Aufgaben
[A] Stimmen die folgenden Aussagen mit dem Textauszug zum Projekt RevierUPGRADE überein? Beantworte jede mit Ja oder Nein und zitiere die entscheidenden Worte des Textes wörtlich: (i) Das Dialogforum zum Projektauftakt fand Ende März in Leipzig statt. (ii) Für die aufsuchenden Angebote werden drei E-Lastenräder eingesetzt. (iii) Das Coachingprogramm richtet sich ausschließlich an Jugendliche.
[B] Ersetze in den Datensätzen von der Zeile mit „- candle: [500, 183, 510, 189]“ bis einschließlich zur Zeile mit „- volume-bar: [153, 465, 164, 479]“ jedes „candle“ durch „kerze“. Gib nur diese Zeilen wieder, sonst unverändert.

Textauszug
***

Die bestehenden organisatorischen sowie strukturellen Defizite, die einer tatsächlich stattfindenden Jugendbeteiligung im Wege stehen, werden als Diskrepanz zwischen dem, was junge Menschen denken, wo sie sich beteiligen und mitbestimmen sollten und dem, wo sie sich ihrem Eindruck nach einbringen können, sichtbar.

Hintergrund, Bezüge und Projektaktivitäten

Hintergrund der durchgeführten Befragung war unter anderem der Wunsch, mithilfe der Ergebnisse die Ausgestaltung des Projekts „RevierUPGRADE“ entsprechend der Bedürfnisse junger Menschen zu entwickeln. In dem Projekt will das UfU gemeinsam mit der BUNDjugend die Jugendbeteiligung an einem sozial-ökologischen Strukturwandel im Mitteldeutschen und im Lausitzer Revier stärken. Denn die Transformationsprozesse im Rahmen des Strukturwandels müssen sich an Fragen der inter- und intragenerationellen Gerechtigkeit, an Verteilungsgerechtigkeit und Verfahrensgerechtigkeit messen, da sie heute schon wichtige Weichen für die künftige Entwicklung stellen. Um zukunftsfähig zu sein, müssen junge Stimmen an den Prozessen besser partizipieren können und sozial-ökologische Aspekte eine zentrale Rolle einnehmen.

Zum Auftakt des RevierUPGRADE-Projekts hat Ende März das Dialogforum „RevierUPGRADE: Wir. Jetzt. Nachhaltig. – Sozial-ökologischer Strukturwandel von jungen Menschen gestaltet“ in Leipzig stattgefunden. Hier kamen vielfältige Akteur*innen aus den Bereichen Jugendarbeit, Jugendinteressenvertretung, Umwelt, Stadtentwicklung, Nachhaltigkeitsinitiativen und Aktivist*innen zusammen, um gemeinsam neue Ideen zu entwickeln. Stefan Rostock konnte mit einem Vortrag zum Thema Handprint inspirieren. Dieser Ansatz regt an, über den individuellen Fußabdruck hinaus zu denken und den Handabdruck des eigenen gesellschaftlichen bzw. politischen Engagements zu vergrößern, um so nachhaltige Veränderungen aktiv mit zu gestalten. Zudem berichteten Gäste vom Jugendforum Brandenburg und aus der Stadtverwaltung Cottbus von ihren Ansätzen der Jugendbeteiligung auf Landes- bzw. Kommunalebene.

Kommende Projektaktivitäten im Projekt RevierUPGRADE

Im Projekt sind vielfältige Aktivitäten geplant. Aufsuchende Angebote zur Bildung und Beteiligung werden mithilfe von zwei E-Lastenrädern durchgeführt. Des Weiteren werden Workshops und Future Labs zur Orientierung im Bereich Arbeit und Ehrenamt stattfinden, um Engagementmöglichkeiten greifbar und erlebbar zu machen.

Darüber hinaus wird in zwei Jahrgängen ein Coachingprogramm für interessierte Jugendliche und Erwachsene angeboten, um das „Handwerkszeuge“ zur eigenen Interessensvertretung zu erlernen.

***

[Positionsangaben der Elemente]

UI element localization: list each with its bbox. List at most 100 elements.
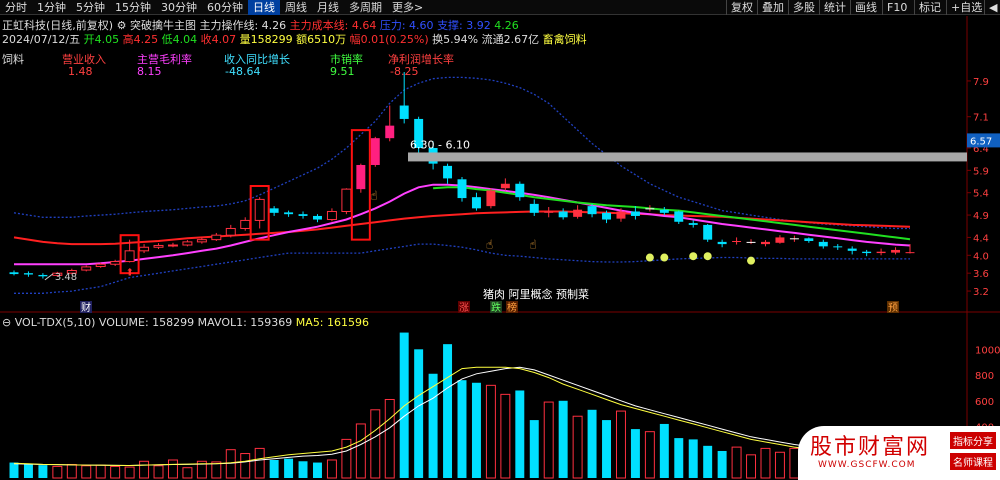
- candle: [500, 183, 510, 189]
- tag-bang: 榜: [507, 301, 517, 314]
- candle: [225, 227, 236, 236]
- volume-bar: [630, 429, 640, 478]
- candle: [645, 208, 655, 210]
- candle: [804, 238, 814, 241]
- volume-bar: [38, 465, 48, 478]
- apple-icon: [645, 253, 654, 262]
- volume-bar: [66, 463, 77, 479]
- volume-bar: [760, 447, 771, 479]
- candle: [167, 244, 178, 247]
- candle: [876, 251, 886, 254]
- candle: [573, 209, 583, 217]
- watermark-badge-share[interactable]: 指标分享: [950, 432, 996, 449]
- candle: [313, 215, 322, 220]
- volume-bar: [153, 465, 164, 479]
- volume-indicator-name[interactable]: VOL-TDX(5,10): [15, 316, 96, 329]
- volume-bar: [543, 401, 554, 479]
- volume-bar: [269, 459, 279, 478]
- volume-bar: [95, 464, 106, 479]
- apple-icon: [747, 256, 756, 265]
- price-axis-label: 3.2: [973, 287, 989, 298]
- volume-bar: [370, 409, 381, 479]
- candle: [732, 240, 742, 242]
- candle: [833, 246, 843, 248]
- volume-toggle-icon[interactable]: ⊖: [2, 316, 15, 329]
- volume-bar: [500, 393, 511, 479]
- candle: [139, 246, 150, 252]
- candle: [211, 234, 222, 241]
- volume-bar: [703, 445, 713, 478]
- candle: [659, 209, 669, 213]
- candle: [515, 183, 525, 198]
- candle: [891, 249, 901, 253]
- tag-cai: 财: [81, 301, 91, 314]
- price-axis-label: 3.6: [973, 269, 989, 280]
- candle: [529, 203, 539, 213]
- candle: [703, 224, 713, 240]
- low-marker-label: 3.48: [55, 272, 77, 283]
- tag-die: 跌: [491, 301, 501, 314]
- volume-bar: [602, 420, 611, 478]
- candle: [385, 125, 395, 139]
- candle: [284, 212, 294, 215]
- volume-bar: [485, 384, 496, 479]
- candle: [847, 248, 857, 251]
- candle: [240, 219, 251, 229]
- candle: [124, 250, 135, 263]
- volume-bar: [746, 454, 757, 479]
- volume-bar: [326, 459, 337, 479]
- buy-arrow-icon: ⬆: [126, 267, 134, 278]
- hand-pointer-icon: ☝: [486, 238, 493, 252]
- watermark-title: 股市财富网: [810, 435, 931, 460]
- volume-bar: [457, 380, 467, 478]
- apple-icon: [703, 252, 712, 261]
- price-axis-label: 7.1: [973, 113, 989, 124]
- band-lower-line: [14, 243, 910, 294]
- volume-bar: [240, 453, 251, 479]
- candle: [23, 273, 33, 275]
- price-axis-label: 5.4: [973, 189, 989, 200]
- candle: [81, 266, 92, 271]
- candle: [862, 251, 872, 254]
- volume-bar: [659, 423, 669, 478]
- volume-bar: [284, 458, 294, 478]
- price-axis-label: 4.9: [973, 211, 989, 222]
- volume-axis-label: 600: [975, 397, 994, 408]
- volume-bar: [428, 373, 438, 478]
- candle: [558, 211, 568, 218]
- volume-bar: [414, 349, 424, 478]
- candle: [544, 211, 554, 213]
- volume-bar: [124, 466, 135, 479]
- volume-bar: [529, 420, 539, 478]
- volume-bar: [774, 451, 785, 479]
- concepts-label: 猪肉 阿里概念 预制菜: [483, 287, 589, 301]
- volume-bar: [615, 410, 626, 479]
- volume-bar: [572, 415, 583, 479]
- current-price-tag: 6.57: [970, 136, 992, 147]
- candle: [905, 252, 915, 254]
- low-marker-line: [44, 273, 54, 281]
- volume-value: VOLUME: 158299: [98, 316, 195, 329]
- candle: [9, 272, 19, 275]
- candle: [153, 244, 164, 248]
- watermark-badge-course[interactable]: 名师课程: [950, 453, 996, 470]
- price-axis-label: 4.4: [973, 233, 989, 244]
- volume-bar: [443, 344, 453, 478]
- candle: [196, 239, 207, 243]
- volume-bar: [674, 438, 684, 478]
- candle: [789, 238, 799, 240]
- volume-bar: [717, 450, 727, 478]
- candle: [182, 241, 193, 246]
- candle: [254, 198, 265, 221]
- price-axis-label: 5.9: [973, 166, 989, 177]
- volume-bar: [644, 431, 655, 479]
- apple-icon: [660, 253, 669, 262]
- candle: [370, 138, 380, 165]
- candle: [616, 211, 626, 219]
- volume-bar: [515, 390, 525, 478]
- site-watermark: 股市财富网 WWW.GSCFW.COM 指标分享 名师课程: [798, 426, 1000, 480]
- kline-chart[interactable]: 6.30 - 6.10 ⬆ 3.48 财 涨 跌榜 预 猪肉 阿里概念 预制菜 ☝ ☝ ☝ 7.9 7…: [0, 0, 1000, 480]
- volume-bar: [110, 465, 121, 479]
- watermark-url: WWW.GSCFW.COM: [818, 460, 916, 470]
- resistance-band-label: 6.30 - 6.10: [410, 138, 470, 151]
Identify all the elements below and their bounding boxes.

***

Lösungen
[A]
(i) Ja: „hat Ende März das Dialogforum“ … „in Leipzig stattgefunden“.
(ii) Nein: „mithilfe von zwei E-Lastenrädern durchgeführt“.
(iii) Nein: „für interessierte Jugendliche und Erwachsene angeboten“.

[B]
- kerze: [500, 183, 510, 189]
- tag-bang: 榜: [507, 301, 517, 314]
- kerze: [225, 227, 236, 236]
- volume-bar: [630, 429, 640, 478]
- kerze: [645, 208, 655, 210]
- kerze: [804, 238, 814, 241]
- volume-bar: [38, 465, 48, 478]
- apple-icon: [645, 253, 654, 262]
- volume-bar: [66, 463, 77, 479]
- volume-bar: [760, 447, 771, 479]
- kerze: [167, 244, 178, 247]
- kerze: [876, 251, 886, 254]
- kerze: [573, 209, 583, 217]
- watermark-badge-share[interactable]: 指标分享: [950, 432, 996, 449]
- kerze: [313, 215, 322, 220]
- volume-bar: [153, 465, 164, 479]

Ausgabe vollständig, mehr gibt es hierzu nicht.